[START OF Source extract]
- Directed by: Tarun Majumdar
- Written by: Shabd Kumar (dialogue)
- Screenplay by: Tarun Majumdar
- Story by: Bimal Kar
- Based on: Balika Badhu (1967)
- Produced by: Shakti Samanta
- Starring: Sachin; Rajni Sharma; Asrani; A. K. Hangal;
- Cinematography: Nando Bhattacharya
- Edited by: Bijoy Chowdhary
- Music by: R. D. Burman
- Release date: 20 August 1976;
- Country: India
- Language: Hindi

= Balika Badhu (1976 film) =

Balika Badhu (translation: Child Bride) is a 1976 Hindi romantic comedy-drama film produced by Shakti Samanta and directed by Tarun Majumdar. The film is based on the Bengali novel of the same name by Bimal Kar, about a young girl who is married before she is old enough to understand what marriage is all about, against the backdrop of the Indian freedom struggle. Gradually she and her school-going husband grow as a couple and begin to love one another. The novel was previously made into a Bengali film, Balika Badhu (1967), which was also directed by Majumdar.
[END OF Source extract]
Exercises to complete:
- 1) Translate this sentence from the Balika Badhu film entry into Spanish: "Gradually she and her school-going husband grow as a couple and begin to love one another."
- 2) Reproduce word for word everything in the Balika Badhu film entry from "Balika Badhu (translation: Child" down to "directed by Majumdar.".
- 3) Please carry the Balika Badhu film entry further, picking up right after its final sentence.
The listing has no connection to the Balika Badhu film entry.
[START OF Extracted information]
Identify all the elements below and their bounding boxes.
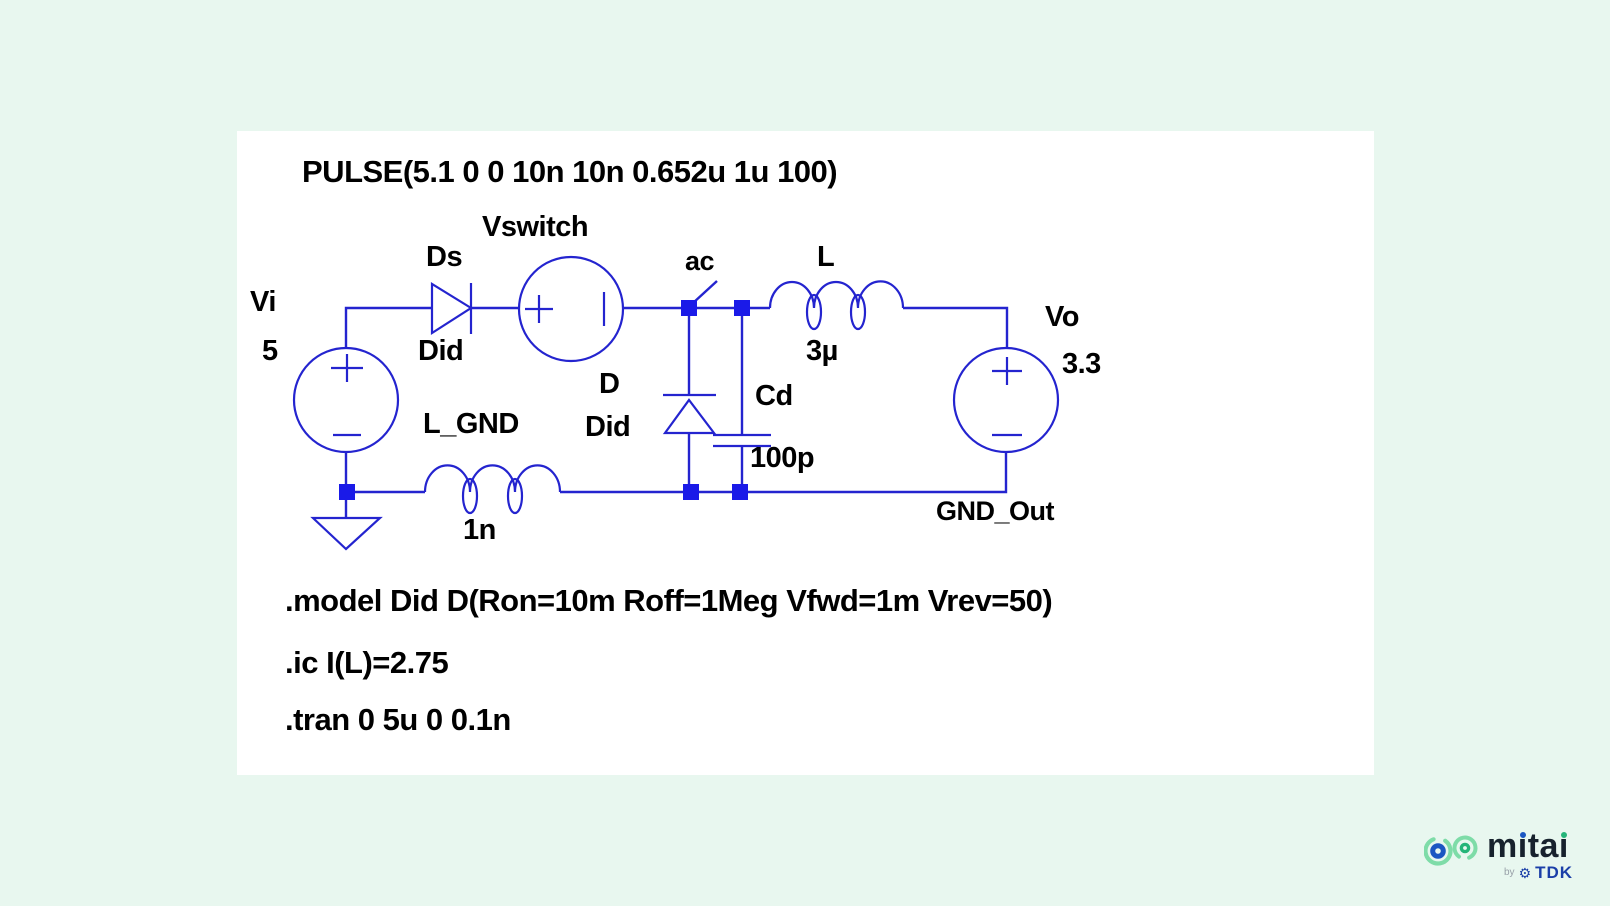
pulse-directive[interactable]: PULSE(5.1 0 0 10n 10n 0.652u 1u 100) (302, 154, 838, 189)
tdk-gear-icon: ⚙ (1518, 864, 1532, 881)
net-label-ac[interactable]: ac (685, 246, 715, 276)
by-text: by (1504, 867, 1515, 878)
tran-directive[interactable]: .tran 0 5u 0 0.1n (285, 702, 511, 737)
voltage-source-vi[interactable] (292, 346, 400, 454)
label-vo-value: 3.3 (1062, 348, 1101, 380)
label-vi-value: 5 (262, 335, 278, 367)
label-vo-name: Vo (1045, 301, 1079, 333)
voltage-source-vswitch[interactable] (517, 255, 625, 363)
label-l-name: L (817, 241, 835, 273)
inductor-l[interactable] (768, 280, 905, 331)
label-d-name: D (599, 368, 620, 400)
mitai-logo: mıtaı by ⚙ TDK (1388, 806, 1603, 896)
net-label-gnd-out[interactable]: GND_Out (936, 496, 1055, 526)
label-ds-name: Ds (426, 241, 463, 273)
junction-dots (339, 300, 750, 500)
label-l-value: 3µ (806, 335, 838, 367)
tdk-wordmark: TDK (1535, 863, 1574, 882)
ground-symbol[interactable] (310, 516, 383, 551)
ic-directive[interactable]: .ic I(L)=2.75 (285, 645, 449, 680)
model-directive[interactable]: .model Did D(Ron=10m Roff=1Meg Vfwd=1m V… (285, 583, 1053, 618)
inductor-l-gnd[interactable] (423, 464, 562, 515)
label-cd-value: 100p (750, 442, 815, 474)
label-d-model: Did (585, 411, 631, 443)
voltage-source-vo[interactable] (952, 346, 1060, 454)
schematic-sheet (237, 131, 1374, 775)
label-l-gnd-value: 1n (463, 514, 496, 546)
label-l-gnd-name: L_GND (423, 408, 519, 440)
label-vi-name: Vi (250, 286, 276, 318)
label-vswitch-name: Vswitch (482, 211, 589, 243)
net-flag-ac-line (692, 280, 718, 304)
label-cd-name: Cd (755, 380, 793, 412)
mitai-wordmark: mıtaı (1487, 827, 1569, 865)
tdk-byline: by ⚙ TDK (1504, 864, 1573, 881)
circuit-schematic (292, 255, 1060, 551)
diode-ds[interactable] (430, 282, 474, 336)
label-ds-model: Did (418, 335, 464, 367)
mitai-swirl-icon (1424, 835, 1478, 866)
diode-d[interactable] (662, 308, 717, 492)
[END OF Extracted information]
[START OF Extracted information]
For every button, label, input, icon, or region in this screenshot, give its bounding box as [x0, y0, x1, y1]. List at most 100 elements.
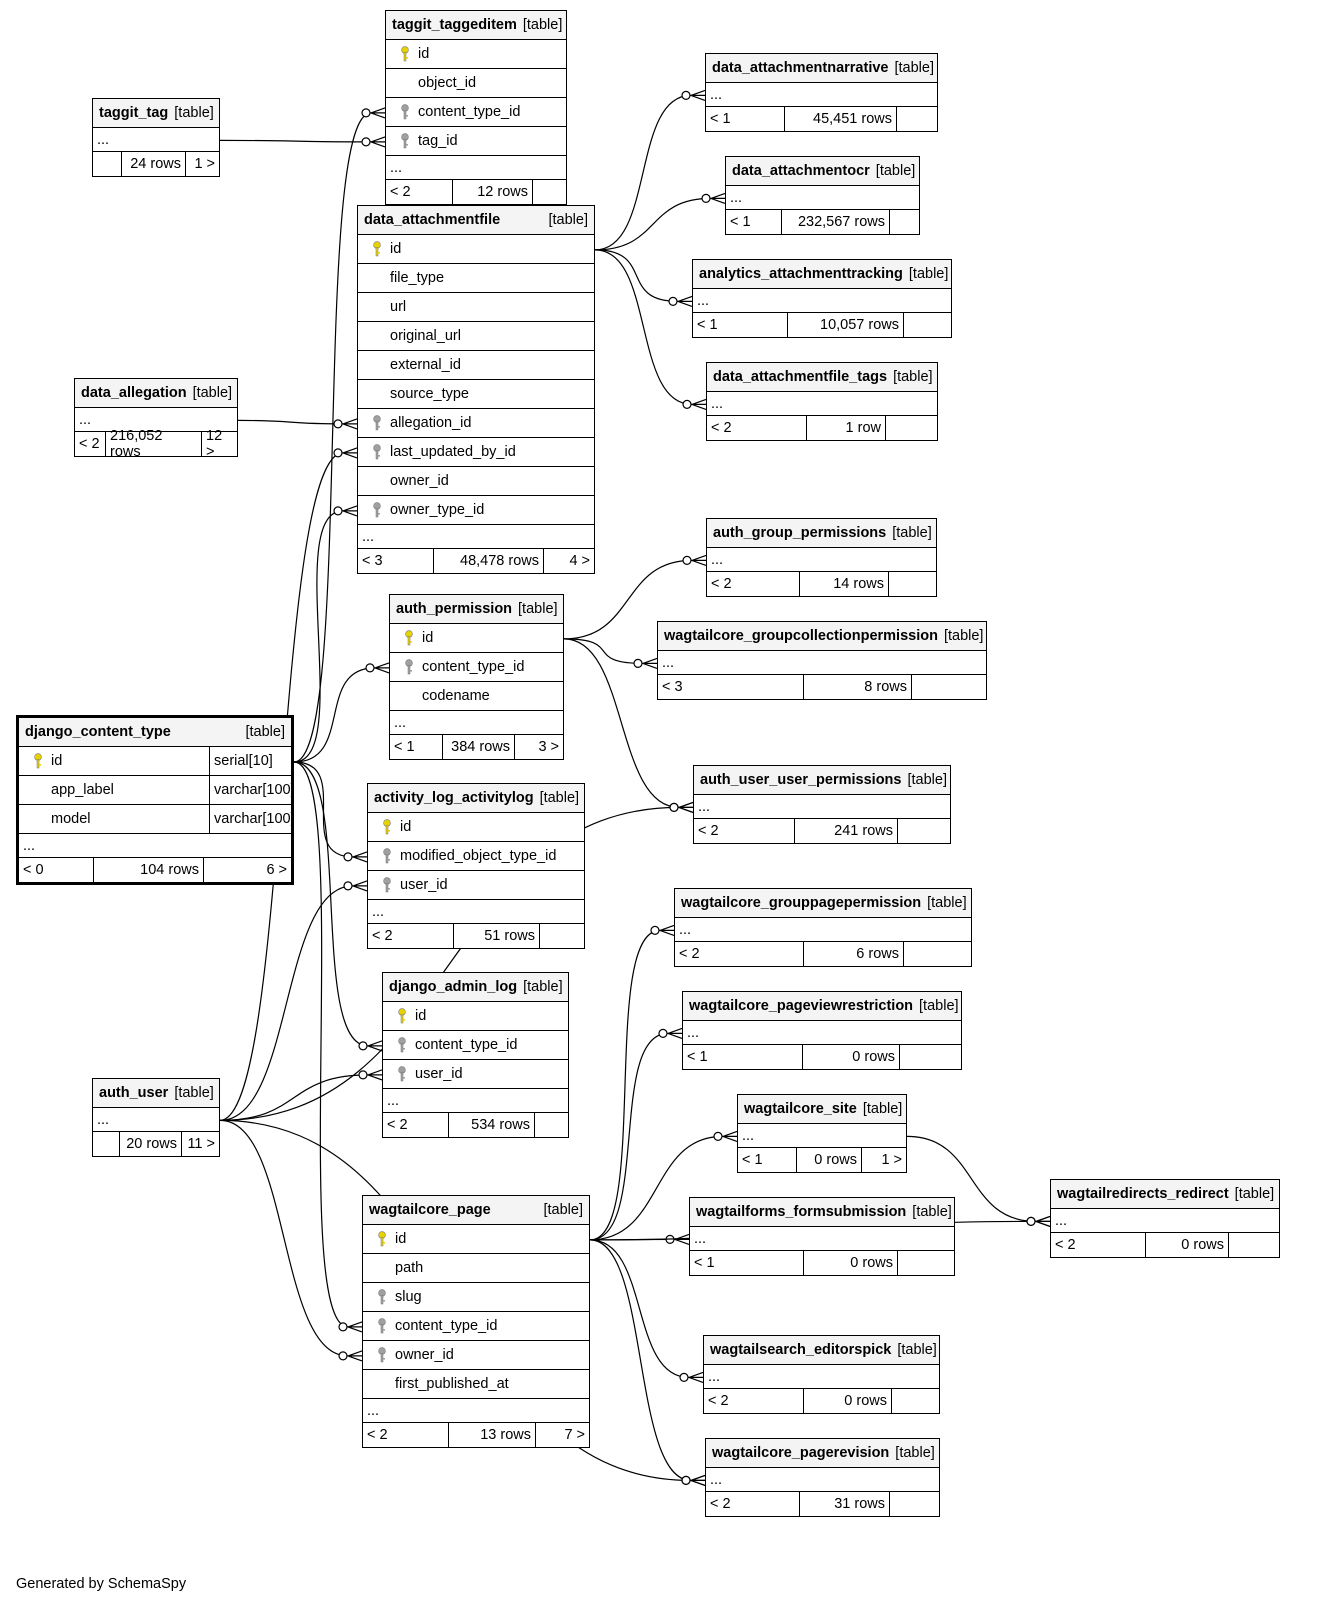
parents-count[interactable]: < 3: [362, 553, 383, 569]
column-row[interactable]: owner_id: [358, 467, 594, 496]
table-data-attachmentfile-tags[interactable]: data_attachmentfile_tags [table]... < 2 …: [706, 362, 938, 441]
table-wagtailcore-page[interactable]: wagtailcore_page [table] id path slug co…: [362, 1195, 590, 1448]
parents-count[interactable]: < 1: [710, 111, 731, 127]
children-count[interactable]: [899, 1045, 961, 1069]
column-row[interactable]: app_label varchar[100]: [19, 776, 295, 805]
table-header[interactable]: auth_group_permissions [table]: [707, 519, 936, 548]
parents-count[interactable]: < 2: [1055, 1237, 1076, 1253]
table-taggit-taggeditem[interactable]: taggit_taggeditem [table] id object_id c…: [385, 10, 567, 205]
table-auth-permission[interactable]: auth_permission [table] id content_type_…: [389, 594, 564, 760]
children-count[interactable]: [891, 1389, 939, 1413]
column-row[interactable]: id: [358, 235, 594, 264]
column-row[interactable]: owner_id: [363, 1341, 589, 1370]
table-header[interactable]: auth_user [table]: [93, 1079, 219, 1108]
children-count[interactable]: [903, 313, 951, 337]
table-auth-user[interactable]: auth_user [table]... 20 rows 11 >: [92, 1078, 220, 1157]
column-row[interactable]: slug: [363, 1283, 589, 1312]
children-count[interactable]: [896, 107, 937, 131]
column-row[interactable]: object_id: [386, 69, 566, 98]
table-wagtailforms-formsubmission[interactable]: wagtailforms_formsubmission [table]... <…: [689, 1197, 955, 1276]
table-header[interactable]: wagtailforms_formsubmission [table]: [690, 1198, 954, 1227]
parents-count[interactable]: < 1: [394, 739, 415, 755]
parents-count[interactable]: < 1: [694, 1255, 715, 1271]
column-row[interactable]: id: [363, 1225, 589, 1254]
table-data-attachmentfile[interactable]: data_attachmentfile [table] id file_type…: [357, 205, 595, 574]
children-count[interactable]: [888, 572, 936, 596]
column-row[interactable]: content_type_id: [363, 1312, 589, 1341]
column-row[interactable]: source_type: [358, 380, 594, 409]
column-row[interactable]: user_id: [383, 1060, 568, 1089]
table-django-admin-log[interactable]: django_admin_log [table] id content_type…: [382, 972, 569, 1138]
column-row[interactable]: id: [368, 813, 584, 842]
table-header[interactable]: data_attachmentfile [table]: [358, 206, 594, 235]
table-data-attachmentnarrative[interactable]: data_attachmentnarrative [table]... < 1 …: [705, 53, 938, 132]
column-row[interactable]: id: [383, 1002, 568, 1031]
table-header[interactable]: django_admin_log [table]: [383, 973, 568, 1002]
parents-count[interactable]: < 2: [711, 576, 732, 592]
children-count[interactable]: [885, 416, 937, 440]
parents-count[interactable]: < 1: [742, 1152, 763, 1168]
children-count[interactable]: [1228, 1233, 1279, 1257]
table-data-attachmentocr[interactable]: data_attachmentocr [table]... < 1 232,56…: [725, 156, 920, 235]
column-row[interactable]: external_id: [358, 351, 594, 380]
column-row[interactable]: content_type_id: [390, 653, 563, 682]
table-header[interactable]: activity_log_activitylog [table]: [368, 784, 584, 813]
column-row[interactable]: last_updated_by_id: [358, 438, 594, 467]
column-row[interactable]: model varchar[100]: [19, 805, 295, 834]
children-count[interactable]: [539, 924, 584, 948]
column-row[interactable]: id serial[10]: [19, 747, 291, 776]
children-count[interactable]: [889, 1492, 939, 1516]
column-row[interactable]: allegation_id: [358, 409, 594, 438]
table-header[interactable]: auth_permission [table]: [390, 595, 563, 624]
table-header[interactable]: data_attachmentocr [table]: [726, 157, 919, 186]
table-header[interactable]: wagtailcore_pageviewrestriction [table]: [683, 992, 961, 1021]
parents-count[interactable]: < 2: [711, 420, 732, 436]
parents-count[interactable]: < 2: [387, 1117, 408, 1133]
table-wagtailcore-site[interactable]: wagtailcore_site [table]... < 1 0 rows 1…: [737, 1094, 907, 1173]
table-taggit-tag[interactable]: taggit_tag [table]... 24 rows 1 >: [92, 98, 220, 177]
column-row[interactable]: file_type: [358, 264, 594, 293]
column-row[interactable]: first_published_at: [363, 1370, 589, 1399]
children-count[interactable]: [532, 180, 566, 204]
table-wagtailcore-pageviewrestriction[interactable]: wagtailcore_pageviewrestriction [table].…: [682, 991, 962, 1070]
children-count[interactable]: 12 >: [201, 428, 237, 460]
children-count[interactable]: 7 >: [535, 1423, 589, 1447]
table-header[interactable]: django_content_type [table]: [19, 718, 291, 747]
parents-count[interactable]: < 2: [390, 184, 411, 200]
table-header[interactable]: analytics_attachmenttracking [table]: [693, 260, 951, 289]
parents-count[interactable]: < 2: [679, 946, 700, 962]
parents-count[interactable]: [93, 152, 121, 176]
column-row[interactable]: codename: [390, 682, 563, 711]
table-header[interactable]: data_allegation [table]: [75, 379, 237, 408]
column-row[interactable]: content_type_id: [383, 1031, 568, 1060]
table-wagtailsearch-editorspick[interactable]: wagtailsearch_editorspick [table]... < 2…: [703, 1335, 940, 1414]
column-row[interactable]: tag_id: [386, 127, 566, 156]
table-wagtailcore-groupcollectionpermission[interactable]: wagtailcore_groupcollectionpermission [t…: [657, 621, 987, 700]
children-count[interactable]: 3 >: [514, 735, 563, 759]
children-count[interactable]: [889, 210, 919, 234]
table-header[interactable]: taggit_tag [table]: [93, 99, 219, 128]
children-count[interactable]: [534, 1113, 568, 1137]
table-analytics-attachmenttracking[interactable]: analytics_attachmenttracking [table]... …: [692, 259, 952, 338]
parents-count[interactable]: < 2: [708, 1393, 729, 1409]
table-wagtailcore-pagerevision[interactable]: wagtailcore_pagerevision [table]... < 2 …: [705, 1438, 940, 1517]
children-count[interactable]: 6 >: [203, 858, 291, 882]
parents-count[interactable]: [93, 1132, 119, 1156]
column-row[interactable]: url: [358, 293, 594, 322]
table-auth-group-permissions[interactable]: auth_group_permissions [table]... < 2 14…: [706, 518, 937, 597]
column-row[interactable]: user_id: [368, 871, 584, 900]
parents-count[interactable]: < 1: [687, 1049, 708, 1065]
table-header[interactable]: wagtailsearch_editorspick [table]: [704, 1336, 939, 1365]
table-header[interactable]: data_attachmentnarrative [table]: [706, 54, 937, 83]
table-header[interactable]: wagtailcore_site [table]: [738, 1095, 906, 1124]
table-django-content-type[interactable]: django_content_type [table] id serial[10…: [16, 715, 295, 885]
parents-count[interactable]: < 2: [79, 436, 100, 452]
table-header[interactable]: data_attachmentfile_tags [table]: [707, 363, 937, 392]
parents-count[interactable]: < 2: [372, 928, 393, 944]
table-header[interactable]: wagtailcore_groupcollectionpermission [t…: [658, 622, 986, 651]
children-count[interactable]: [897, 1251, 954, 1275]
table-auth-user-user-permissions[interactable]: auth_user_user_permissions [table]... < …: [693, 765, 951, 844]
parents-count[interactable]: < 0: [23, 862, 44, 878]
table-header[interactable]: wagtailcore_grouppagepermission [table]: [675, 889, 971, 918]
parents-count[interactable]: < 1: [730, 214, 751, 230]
[END OF Extracted information]
Task results:
- 1) Poco a poco, ella y su esposo, que todavía va a la escuela, crecen como pareja y comienzan a amarse.

- 2)
Balika Badhu (translation: Child Bride) is a 1976 Hindi romantic comedy-drama film produced by Shakti Samanta and directed by Tarun Majumdar. The film is based on the Bengali novel of the same name by Bimal Kar, about a young girl who is married before she is old enough to understand what marriage is all about, against the backdrop of the Indian freedom struggle. Gradually she and her school-going husband grow as a couple and begin to love one another. The novel was previously made into a Bengali film, Balika Badhu (1967), which was also directed by Majumdar.

- 3)
This romantic comedy drama stars Sachin with Rajni Sharma, Asrani, A. K. Hangal, Asit Sen, Paintal and Om Shivpuri. Initially Debashree Roy was offered to play the title role but Majumdar later considered her to be imperfect to play the role and she got replaced by Rajni Sharma. The music is by R. D. Burman and lyrics by Anand Bakshi, who penned several hits in the film including "Bade Achchhe Lagte Hain...", which was singer Amit Kumar's first hit, and featured on the Binaca Geetmala annual list 1977 at # 26. It was the second film of Mrityunjay Sil.

==Cast==
- Rajni Sharma as Rajni
- Sachin as Amal
- Mrityunjay Sil as Rahul
- Asrani as Sharat
- A. K. Hangal as master
- Prema Narayan as Radhiya
- Om Shivpuri as Amal's father
- Urmila Bhatt as Amal's mother
- Kajri as Chandra, Amal's sister
- Paintal as Shambhu
- Asit Sen as Udasu
- Preeti Ganguli as Nandini
- S. N. Banerjee as Pandit
- Birbal as an imported bangle seller
- Polson as School teacher
- Ashok Kumar as aged Amal's voice
- Amitabh Bachchan as adult Amal's voice
- Zeenat Aman as adult Rajni's voice
- Leela Mishra as granny

==Music==
- Song "Bade Achhe Lagte Hain" was Amit Kumar's first hit song and listed at #26 on the Binaca Geetmala annual list 1977.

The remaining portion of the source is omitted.